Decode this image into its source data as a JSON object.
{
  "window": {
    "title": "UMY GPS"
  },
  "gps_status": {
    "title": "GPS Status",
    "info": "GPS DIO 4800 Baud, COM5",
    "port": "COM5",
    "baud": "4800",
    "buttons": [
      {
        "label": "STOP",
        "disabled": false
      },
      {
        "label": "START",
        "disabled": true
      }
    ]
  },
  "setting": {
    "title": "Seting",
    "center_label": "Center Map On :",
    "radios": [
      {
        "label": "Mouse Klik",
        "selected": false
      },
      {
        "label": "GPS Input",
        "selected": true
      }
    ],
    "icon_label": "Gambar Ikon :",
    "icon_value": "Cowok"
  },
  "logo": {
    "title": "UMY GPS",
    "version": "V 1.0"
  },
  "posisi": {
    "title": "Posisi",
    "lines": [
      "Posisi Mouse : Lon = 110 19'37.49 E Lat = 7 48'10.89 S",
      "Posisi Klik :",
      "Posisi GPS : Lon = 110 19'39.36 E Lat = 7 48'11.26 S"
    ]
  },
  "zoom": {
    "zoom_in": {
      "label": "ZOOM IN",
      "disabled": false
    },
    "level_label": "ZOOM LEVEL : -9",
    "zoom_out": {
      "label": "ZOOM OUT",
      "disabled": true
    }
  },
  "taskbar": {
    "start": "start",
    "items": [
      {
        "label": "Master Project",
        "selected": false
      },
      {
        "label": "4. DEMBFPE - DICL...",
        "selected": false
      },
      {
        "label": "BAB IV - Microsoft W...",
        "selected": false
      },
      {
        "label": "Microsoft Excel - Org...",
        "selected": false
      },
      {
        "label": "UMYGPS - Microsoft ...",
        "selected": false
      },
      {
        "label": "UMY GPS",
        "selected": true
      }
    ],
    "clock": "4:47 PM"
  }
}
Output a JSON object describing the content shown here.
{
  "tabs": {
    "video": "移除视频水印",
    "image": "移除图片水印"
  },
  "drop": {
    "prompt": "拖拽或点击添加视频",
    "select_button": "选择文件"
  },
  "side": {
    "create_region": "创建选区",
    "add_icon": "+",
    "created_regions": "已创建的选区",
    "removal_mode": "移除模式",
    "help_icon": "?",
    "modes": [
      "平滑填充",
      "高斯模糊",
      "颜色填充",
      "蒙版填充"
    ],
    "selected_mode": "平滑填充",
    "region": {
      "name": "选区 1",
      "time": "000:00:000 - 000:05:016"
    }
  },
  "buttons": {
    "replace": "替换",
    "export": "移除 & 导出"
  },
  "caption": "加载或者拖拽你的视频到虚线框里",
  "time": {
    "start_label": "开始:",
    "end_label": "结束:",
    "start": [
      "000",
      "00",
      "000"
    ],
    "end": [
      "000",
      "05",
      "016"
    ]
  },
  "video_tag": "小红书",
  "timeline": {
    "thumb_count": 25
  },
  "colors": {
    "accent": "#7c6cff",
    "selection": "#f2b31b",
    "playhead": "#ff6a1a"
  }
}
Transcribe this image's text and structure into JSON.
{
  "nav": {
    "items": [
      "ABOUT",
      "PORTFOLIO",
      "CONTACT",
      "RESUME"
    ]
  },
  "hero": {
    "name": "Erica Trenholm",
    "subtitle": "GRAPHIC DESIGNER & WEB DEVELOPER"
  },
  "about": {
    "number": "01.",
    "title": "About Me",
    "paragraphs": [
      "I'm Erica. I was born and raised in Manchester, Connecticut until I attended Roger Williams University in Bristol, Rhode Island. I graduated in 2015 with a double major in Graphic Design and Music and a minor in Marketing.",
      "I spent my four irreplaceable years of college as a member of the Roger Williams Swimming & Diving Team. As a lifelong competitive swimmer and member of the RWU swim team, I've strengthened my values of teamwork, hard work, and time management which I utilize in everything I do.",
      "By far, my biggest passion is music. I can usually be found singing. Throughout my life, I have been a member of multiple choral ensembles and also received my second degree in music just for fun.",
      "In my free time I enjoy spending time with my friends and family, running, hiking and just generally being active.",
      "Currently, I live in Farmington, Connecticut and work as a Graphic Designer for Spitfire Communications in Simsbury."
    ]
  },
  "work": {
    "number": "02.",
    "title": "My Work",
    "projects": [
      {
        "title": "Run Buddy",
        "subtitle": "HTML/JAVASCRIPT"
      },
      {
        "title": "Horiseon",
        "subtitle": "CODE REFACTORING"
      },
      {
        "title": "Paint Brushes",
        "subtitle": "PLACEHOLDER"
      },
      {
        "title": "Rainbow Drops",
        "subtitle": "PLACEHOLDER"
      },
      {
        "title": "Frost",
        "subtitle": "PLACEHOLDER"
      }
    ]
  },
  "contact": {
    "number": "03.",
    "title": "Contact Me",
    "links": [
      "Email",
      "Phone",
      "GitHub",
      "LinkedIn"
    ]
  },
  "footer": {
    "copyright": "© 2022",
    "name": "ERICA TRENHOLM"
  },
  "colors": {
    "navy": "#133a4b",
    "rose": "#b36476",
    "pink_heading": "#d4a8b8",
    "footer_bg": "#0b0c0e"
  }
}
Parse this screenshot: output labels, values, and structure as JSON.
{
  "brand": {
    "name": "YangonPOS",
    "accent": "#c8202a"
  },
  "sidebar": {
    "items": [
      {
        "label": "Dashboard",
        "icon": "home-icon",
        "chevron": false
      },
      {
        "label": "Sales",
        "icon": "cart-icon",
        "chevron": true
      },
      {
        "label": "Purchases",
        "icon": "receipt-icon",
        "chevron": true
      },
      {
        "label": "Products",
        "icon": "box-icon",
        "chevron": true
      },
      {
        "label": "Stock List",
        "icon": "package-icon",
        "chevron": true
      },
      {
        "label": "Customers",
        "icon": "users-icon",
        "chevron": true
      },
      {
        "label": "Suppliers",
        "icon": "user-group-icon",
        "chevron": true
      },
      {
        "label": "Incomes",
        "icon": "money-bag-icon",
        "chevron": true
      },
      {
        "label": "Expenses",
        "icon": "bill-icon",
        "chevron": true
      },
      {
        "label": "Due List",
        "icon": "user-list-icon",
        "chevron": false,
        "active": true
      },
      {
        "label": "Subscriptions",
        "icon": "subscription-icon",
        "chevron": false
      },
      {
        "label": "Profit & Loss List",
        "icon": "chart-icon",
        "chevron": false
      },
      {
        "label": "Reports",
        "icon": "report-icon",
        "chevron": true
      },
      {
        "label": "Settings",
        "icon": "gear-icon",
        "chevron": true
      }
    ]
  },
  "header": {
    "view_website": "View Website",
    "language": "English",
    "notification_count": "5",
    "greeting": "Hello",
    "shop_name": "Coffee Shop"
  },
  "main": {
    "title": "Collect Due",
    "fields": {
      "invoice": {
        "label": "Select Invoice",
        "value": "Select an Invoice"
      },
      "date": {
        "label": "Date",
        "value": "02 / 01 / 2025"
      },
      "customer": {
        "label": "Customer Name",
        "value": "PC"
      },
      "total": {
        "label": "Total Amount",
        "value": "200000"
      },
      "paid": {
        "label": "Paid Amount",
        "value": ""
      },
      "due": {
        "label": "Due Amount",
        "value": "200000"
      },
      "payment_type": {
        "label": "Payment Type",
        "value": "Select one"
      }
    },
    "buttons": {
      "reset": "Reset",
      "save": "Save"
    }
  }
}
..........
## TASK BRIEF
Reproduce every line above without error.

## EXERCISE OUTPUT
Decode this image into its source data as a JSON object.
{
  "window": {
    "title": "UMY GPS"
  },
  "gps_status": {
    "title": "GPS Status",
    "info": "GPS DIO 4800 Baud, COM5",
    "port": "COM5",
    "baud": "4800",
    "buttons": [
      {
        "label": "STOP",
        "disabled": false
      },
      {
        "label": "START",
        "disabled": true
      }
    ]
  },
  "setting": {
    "title": "Seting",
    "center_label": "Center Map On :",
    "radios": [
      {
        "label": "Mouse Klik",
        "selected": false
      },
      {
        "label": "GPS Input",
        "selected": true
      }
    ],
    "icon_label": "Gambar Ikon :",
    "icon_value": "Cowok"
  },
  "logo": {
    "title": "UMY GPS",
    "version": "V 1.0"
  },
  "posisi": {
    "title": "Posisi",
    "lines": [
      "Posisi Mouse : Lon = 110 19'37.49 E Lat = 7 48'10.89 S",
      "Posisi Klik :",
      "Posisi GPS : Lon = 110 19'39.36 E Lat = 7 48'11.26 S"
    ]
  },
  "zoom": {
    "zoom_in": {
      "label": "ZOOM IN",
      "disabled": false
    },
    "level_label": "ZOOM LEVEL : -9",
    "zoom_out": {
      "label": "ZOOM OUT",
      "disabled": true
    }
  },
  "taskbar": {
    "start": "start",
    "items": [
      {
        "label": "Master Project",
        "selected": false
      },
      {
        "label": "4. DEMBFPE - DICL...",
        "selected": false
      },
      {
        "label": "BAB IV - Microsoft W...",
        "selected": false
      },
      {
        "label": "Microsoft Excel - Org...",
        "selected": false
      },
      {
        "label": "UMYGPS - Microsoft ...",
        "selected": false
      },
      {
        "label": "UMY GPS",
        "selected": true
      }
    ],
    "clock": "4:47 PM"
  }
}
Output a JSON object describing the content shown here.
{
  "tabs": {
    "video": "移除视频水印",
    "image": "移除图片水印"
  },
  "drop": {
    "prompt": "拖拽或点击添加视频",
    "select_button": "选择文件"
  },
  "side": {
    "create_region": "创建选区",
    "add_icon": "+",
    "created_regions": "已创建的选区",
    "removal_mode": "移除模式",
    "help_icon": "?",
    "modes": [
      "平滑填充",
      "高斯模糊",
      "颜色填充",
      "蒙版填充"
    ],
    "selected_mode": "平滑填充",
    "region": {
      "name": "选区 1",
      "time": "000:00:000 - 000:05:016"
    }
  },
  "buttons": {
    "replace": "替换",
    "export": "移除 & 导出"
  },
  "caption": "加载或者拖拽你的视频到虚线框里",
  "time": {
    "start_label": "开始:",
    "end_label": "结束:",
    "start": [
      "000",
      "00",
      "000"
    ],
    "end": [
      "000",
      "05",
      "016"
    ]
  },
  "video_tag": "小红书",
  "timeline": {
    "thumb_count": 25
  },
  "colors": {
    "accent": "#7c6cff",
    "selection": "#f2b31b",
    "playhead": "#ff6a1a"
  }
}
Transcribe this image's text and structure into JSON.
{
  "nav": {
    "items": [
      "ABOUT",
      "PORTFOLIO",
      "CONTACT",
      "RESUME"
    ]
  },
  "hero": {
    "name": "Erica Trenholm",
    "subtitle": "GRAPHIC DESIGNER & WEB DEVELOPER"
  },
  "about": {
    "number": "01.",
    "title": "About Me",
    "paragraphs": [
      "I'm Erica. I was born and raised in Manchester, Connecticut until I attended Roger Williams University in Bristol, Rhode Island. I graduated in 2015 with a double major in Graphic Design and Music and a minor in Marketing.",
      "I spent my four irreplaceable years of college as a member of the Roger Williams Swimming & Diving Team. As a lifelong competitive swimmer and member of the RWU swim team, I've strengthened my values of teamwork, hard work, and time management which I utilize in everything I do.",
      "By far, my biggest passion is music. I can usually be found singing. Throughout my life, I have been a member of multiple choral ensembles and also received my second degree in music just for fun.",
      "In my free time I enjoy spending time with my friends and family, running, hiking and just generally being active.",
      "Currently, I live in Farmington, Connecticut and work as a Graphic Designer for Spitfire Communications in Simsbury."
    ]
  },
  "work": {
    "number": "02.",
    "title": "My Work",
    "projects": [
      {
        "title": "Run Buddy",
        "subtitle": "HTML/JAVASCRIPT"
      },
      {
        "title": "Horiseon",
        "subtitle": "CODE REFACTORING"
      },
      {
        "title": "Paint Brushes",
        "subtitle": "PLACEHOLDER"
      },
      {
        "title": "Rainbow Drops",
        "subtitle": "PLACEHOLDER"
      },
      {
        "title": "Frost",
        "subtitle": "PLACEHOLDER"
      }
    ]
  },
  "contact": {
    "number": "03.",
    "title": "Contact Me",
    "links": [
      "Email",
      "Phone",
      "GitHub",
      "LinkedIn"
    ]
  },
  "footer": {
    "copyright": "© 2022",
    "name": "ERICA TRENHOLM"
  },
  "colors": {
    "navy": "#133a4b",
    "rose": "#b36476",
    "pink_heading": "#d4a8b8",
    "footer_bg": "#0b0c0e"
  }
}
Parse this screenshot: output labels, values, and structure as JSON.
{
  "brand": {
    "name": "YangonPOS",
    "accent": "#c8202a"
  },
  "sidebar": {
    "items": [
      {
        "label": "Dashboard",
        "icon": "home-icon",
        "chevron": false
      },
      {
        "label": "Sales",
        "icon": "cart-icon",
        "chevron": true
      },
      {
        "label": "Purchases",
        "icon": "receipt-icon",
        "chevron": true
      },
      {
        "label": "Products",
        "icon": "box-icon",
        "chevron": true
      },
      {
        "label": "Stock List",
        "icon": "package-icon",
        "chevron": true
      },
      {
        "label": "Customers",
        "icon": "users-icon",
        "chevron": true
      },
      {
        "label": "Suppliers",
        "icon": "user-group-icon",
        "chevron": true
      },
      {
        "label": "Incomes",
        "icon": "money-bag-icon",
        "chevron": true
      },
      {
        "label": "Expenses",
        "icon": "bill-icon",
        "chevron": true
      },
      {
        "label": "Due List",
        "icon": "user-list-icon",
        "chevron": false,
        "active": true
      },
      {
        "label": "Subscriptions",
        "icon": "subscription-icon",
        "chevron": false
      },
      {
        "label": "Profit & Loss List",
        "icon": "chart-icon",
        "chevron": false
      },
      {
        "label": "Reports",
        "icon": "report-icon",
        "chevron": true
      },
      {
        "label": "Settings",
        "icon": "gear-icon",
        "chevron": true
      }
    ]
  },
  "header": {
    "view_website": "View Website",
    "language": "English",
    "notification_count": "5",
    "greeting": "Hello",
    "shop_name": "Coffee Shop"
  },
  "main": {
    "title": "Collect Due",
    "fields": {
      "invoice": {
        "label": "Select Invoice",
        "value": "Select an Invoice"
      },
      "date": {
        "label": "Date",
        "value": "02 / 01 / 2025"
      },
      "customer": {
        "label": "Customer Name",
        "value": "PC"
      },
      "total": {
        "label": "Total Amount",
        "value": "200000"
      },
      "paid": {
        "label": "Paid Amount",
        "value": ""
      },
      "due": {
        "label": "Due Amount",
        "value": "200000"
      },
      "payment_type": {
        "label": "Payment Type",
        "value": "Select one"
      }
    },
    "buttons": {
      "reset": "Reset",
      "save": "Save"
    }
  }
}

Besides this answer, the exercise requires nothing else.